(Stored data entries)
──────────────────────────────
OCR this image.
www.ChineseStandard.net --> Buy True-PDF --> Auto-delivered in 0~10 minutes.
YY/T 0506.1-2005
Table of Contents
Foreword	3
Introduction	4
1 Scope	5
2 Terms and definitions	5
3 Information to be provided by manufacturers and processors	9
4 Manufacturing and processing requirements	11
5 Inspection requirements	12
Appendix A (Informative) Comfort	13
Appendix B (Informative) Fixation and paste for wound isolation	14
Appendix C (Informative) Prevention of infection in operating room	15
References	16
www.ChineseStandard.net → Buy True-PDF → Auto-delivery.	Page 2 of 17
──────────────────────────────
Work instructions. Report the number of lines that include the string "Appendix"; return nothing but the count.

Correct response. 3